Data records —

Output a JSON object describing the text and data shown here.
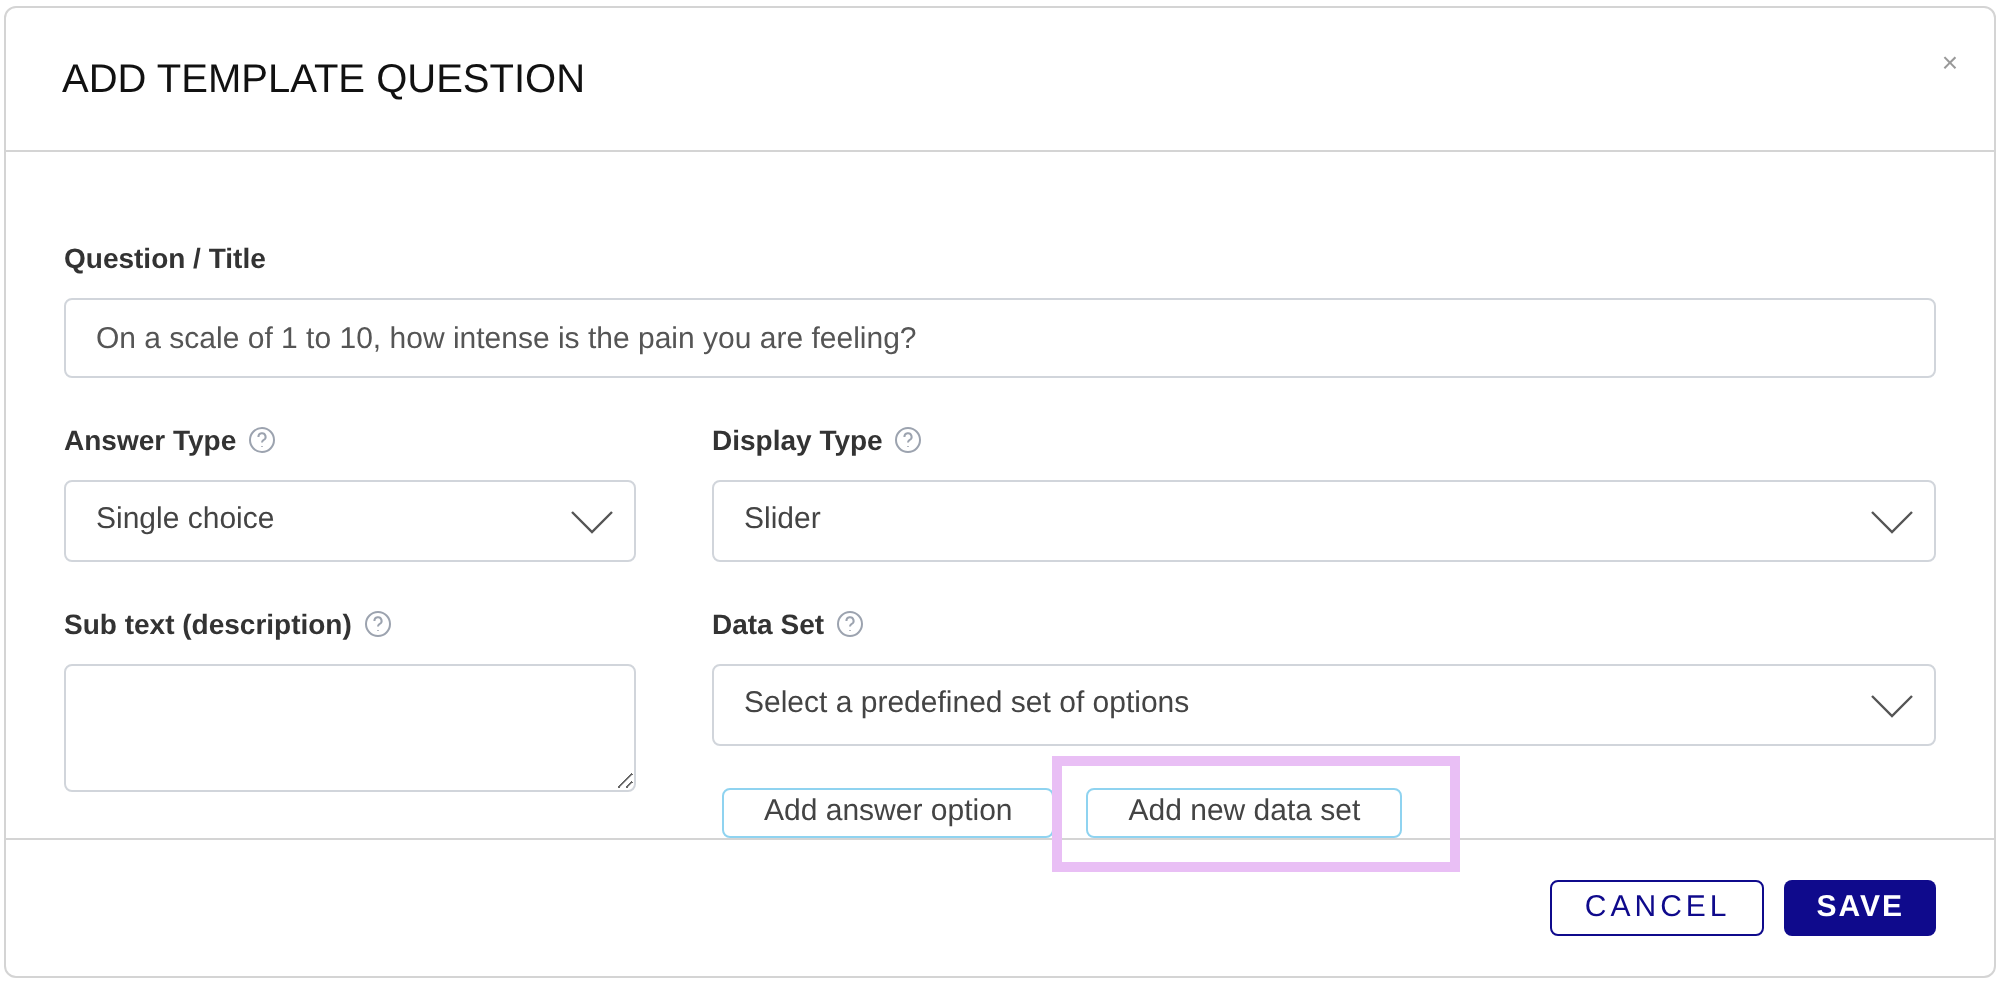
{
  "dialog": {
    "title": "ADD TEMPLATE QUESTION",
    "close": "×"
  },
  "question": {
    "label": "Question / Title",
    "value": "On a scale of 1 to 10, how intense is the pain you are feeling?"
  },
  "answer_type": {
    "label": "Answer Type",
    "help": true,
    "value": "Single choice"
  },
  "display_type": {
    "label": "Display Type",
    "help": true,
    "value": "Slider"
  },
  "sub_text": {
    "label": "Sub text (description)",
    "help": true
  },
  "data_set": {
    "label": "Data Set",
    "help": true,
    "placeholder": "Select a predefined set of options"
  },
  "option_buttons": [
    {
      "label": "Add answer option",
      "highlighted": false
    },
    {
      "label": "Add new data set",
      "highlighted": true
    }
  ],
  "footer_buttons": [
    {
      "label": "CANCEL",
      "kind": "outline"
    },
    {
      "label": "SAVE",
      "kind": "primary"
    }
  ]
}
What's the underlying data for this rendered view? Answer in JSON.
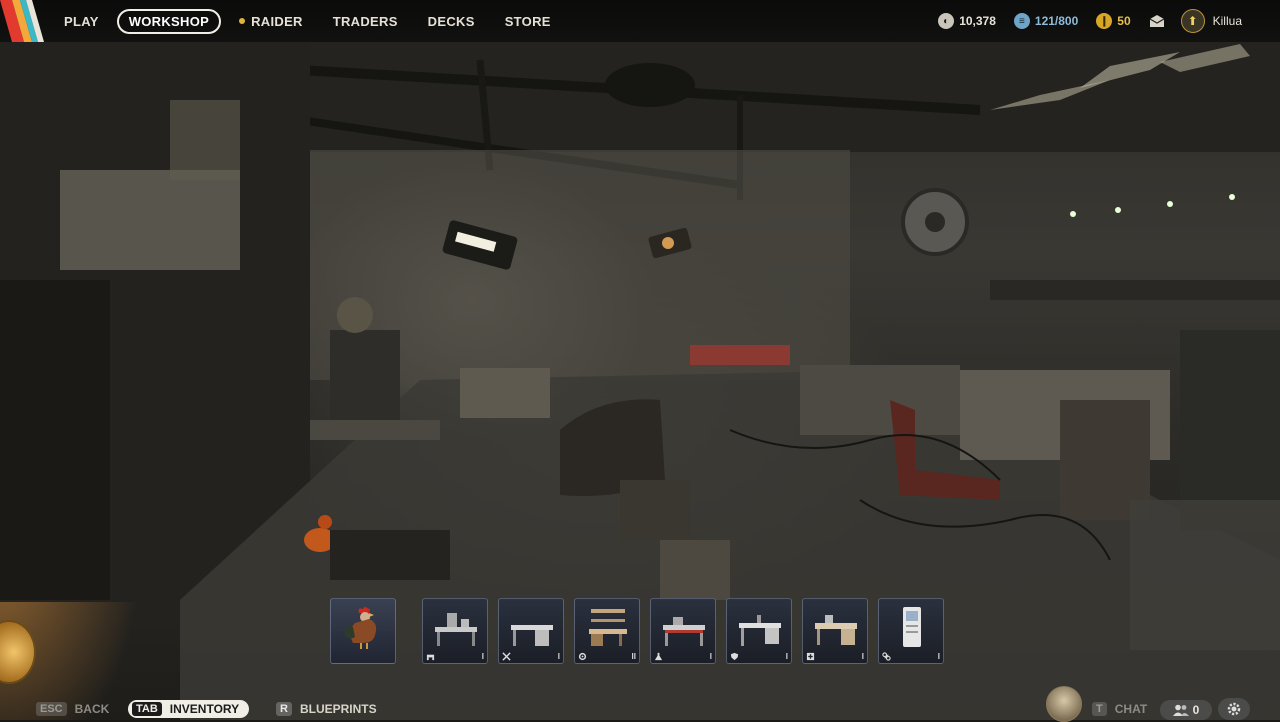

PROBLEM REQUIREMENTS —
From the entries above, pull out each line that includes "value".

SOLUTION FOR THIS PROBLEM —
    "value": "On a scale of 1 to 10, how intense is the pain you are feeling?"
    "value": "Single choice"
    "value": "Slider"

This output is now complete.